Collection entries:
::::

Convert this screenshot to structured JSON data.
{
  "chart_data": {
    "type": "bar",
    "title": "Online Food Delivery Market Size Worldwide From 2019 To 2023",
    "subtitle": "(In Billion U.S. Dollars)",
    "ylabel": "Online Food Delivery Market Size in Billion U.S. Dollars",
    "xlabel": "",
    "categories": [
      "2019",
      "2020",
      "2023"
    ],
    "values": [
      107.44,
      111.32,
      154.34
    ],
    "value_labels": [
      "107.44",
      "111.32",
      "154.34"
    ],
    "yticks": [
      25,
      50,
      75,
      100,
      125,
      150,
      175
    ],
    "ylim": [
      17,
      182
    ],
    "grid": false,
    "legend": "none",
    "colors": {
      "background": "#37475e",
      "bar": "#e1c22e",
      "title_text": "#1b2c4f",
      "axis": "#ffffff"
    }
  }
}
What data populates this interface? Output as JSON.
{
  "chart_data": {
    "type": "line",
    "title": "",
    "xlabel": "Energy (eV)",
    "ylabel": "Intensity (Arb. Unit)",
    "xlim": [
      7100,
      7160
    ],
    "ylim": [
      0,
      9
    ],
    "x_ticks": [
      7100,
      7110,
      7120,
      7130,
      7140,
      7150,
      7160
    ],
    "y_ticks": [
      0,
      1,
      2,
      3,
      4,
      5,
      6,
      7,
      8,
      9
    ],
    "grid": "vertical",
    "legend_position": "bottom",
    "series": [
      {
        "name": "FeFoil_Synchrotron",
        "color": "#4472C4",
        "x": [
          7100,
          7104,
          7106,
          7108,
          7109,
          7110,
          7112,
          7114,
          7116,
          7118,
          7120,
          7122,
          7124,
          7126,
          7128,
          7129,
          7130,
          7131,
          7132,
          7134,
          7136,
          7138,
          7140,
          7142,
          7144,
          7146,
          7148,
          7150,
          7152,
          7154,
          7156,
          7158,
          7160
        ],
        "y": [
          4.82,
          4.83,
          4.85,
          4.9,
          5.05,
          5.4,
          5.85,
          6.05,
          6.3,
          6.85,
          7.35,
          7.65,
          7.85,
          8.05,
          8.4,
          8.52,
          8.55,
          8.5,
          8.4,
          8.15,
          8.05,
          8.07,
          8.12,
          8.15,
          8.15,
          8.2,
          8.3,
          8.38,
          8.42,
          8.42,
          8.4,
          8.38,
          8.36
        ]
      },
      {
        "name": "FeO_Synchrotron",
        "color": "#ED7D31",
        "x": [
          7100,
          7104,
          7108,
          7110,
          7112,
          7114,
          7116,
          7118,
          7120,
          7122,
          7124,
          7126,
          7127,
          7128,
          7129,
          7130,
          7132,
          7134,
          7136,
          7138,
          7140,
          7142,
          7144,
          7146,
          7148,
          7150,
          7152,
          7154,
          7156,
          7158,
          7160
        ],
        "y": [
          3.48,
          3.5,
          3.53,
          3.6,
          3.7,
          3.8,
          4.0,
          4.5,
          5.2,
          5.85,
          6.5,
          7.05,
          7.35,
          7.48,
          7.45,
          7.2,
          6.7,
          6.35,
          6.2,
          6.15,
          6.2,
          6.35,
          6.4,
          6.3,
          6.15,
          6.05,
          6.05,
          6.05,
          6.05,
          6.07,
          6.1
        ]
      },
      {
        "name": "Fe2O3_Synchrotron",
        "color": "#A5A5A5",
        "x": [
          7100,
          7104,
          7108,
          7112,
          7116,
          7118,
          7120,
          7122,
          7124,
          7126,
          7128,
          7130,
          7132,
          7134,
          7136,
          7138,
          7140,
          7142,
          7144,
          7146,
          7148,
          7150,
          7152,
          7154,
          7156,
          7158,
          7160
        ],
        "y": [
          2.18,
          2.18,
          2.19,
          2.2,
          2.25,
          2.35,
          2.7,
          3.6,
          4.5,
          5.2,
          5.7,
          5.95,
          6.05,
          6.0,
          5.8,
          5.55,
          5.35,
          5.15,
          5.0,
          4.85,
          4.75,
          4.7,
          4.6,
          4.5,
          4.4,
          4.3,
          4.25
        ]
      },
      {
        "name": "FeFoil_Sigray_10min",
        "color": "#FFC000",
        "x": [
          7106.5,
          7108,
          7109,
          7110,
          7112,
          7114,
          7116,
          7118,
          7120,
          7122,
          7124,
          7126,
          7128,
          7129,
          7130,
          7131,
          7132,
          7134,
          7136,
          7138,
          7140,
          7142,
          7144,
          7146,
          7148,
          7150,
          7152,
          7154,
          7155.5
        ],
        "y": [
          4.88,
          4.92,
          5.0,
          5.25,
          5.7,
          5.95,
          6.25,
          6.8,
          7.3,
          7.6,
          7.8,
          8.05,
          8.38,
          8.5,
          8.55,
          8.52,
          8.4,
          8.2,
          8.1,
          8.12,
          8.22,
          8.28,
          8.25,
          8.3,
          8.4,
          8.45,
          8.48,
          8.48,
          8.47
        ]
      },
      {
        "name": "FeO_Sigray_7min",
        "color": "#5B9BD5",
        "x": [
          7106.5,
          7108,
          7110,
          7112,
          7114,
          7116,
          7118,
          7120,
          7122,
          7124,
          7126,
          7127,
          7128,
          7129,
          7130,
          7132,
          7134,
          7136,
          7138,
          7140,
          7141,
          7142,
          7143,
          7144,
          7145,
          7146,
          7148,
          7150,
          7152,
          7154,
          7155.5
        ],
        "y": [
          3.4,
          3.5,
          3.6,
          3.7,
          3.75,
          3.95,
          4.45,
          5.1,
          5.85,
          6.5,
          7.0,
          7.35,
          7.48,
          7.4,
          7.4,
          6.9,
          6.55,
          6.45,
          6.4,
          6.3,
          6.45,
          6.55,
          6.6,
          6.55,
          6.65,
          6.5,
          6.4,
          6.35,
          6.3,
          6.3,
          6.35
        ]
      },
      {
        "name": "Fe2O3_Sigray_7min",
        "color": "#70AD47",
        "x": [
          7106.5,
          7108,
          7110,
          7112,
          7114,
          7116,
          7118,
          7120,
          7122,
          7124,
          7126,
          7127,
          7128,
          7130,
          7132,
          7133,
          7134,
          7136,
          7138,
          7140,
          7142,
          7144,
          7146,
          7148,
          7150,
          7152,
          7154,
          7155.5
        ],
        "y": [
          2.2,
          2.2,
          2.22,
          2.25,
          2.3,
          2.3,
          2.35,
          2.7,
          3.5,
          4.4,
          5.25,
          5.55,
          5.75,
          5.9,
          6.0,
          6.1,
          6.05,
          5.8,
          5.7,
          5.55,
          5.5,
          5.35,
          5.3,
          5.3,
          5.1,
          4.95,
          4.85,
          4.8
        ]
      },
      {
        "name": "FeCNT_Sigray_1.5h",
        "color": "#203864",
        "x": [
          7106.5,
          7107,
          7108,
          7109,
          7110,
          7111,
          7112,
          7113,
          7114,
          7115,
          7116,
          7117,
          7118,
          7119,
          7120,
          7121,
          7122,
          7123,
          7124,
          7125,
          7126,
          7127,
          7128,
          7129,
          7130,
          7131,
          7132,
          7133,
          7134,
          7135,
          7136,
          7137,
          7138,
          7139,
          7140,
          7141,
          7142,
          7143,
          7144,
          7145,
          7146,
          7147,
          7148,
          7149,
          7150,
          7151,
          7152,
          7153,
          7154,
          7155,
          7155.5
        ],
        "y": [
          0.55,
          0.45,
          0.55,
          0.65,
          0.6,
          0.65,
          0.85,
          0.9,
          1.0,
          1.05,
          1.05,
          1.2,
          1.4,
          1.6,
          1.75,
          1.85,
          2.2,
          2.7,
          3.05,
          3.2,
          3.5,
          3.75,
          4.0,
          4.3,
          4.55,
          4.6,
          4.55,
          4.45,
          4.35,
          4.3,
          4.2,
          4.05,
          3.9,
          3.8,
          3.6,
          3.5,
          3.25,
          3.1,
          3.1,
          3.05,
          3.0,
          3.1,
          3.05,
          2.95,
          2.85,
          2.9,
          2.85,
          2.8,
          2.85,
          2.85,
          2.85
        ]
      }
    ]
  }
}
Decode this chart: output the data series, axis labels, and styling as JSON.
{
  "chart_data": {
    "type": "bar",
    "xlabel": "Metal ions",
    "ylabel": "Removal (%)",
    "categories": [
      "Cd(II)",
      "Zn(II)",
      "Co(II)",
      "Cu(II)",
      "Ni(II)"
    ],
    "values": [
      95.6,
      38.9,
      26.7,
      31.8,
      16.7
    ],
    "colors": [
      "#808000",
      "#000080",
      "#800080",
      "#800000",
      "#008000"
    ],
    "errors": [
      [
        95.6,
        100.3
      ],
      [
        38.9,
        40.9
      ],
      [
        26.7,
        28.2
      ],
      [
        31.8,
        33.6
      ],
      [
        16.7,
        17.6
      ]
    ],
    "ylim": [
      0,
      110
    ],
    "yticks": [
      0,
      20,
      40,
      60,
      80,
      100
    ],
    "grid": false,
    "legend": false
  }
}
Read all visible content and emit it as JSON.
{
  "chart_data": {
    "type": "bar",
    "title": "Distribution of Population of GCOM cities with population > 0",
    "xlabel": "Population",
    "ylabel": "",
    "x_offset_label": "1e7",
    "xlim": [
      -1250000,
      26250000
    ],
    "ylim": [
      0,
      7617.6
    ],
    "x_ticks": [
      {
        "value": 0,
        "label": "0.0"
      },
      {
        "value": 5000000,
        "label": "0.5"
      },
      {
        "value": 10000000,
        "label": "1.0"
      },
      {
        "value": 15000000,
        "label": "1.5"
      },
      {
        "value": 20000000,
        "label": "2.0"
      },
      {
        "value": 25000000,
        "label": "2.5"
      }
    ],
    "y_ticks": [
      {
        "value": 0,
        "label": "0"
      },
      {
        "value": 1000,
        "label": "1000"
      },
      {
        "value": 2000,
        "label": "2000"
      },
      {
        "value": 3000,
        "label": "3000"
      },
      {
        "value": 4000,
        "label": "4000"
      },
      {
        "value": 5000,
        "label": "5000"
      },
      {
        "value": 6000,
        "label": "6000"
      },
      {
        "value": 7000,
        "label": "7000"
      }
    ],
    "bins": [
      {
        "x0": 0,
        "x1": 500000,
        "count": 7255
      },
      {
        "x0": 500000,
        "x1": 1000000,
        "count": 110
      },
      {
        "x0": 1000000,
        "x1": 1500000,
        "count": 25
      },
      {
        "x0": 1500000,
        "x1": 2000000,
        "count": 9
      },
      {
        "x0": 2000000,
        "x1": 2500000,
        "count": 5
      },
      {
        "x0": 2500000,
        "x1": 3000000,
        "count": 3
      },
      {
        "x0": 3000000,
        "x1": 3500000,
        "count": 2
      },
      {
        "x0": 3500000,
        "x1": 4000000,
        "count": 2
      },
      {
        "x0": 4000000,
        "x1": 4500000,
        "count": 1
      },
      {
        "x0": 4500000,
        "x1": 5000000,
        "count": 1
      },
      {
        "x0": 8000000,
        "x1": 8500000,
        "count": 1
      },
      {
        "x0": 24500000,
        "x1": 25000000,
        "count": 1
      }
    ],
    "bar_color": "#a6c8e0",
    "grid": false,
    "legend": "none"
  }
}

::::

Check every line for "xlabel" and show the ones that have it.

### Result
    "xlabel": "",
    "xlabel": "Energy (eV)",
    "xlabel": "Metal ions",
    "xlabel": "Population",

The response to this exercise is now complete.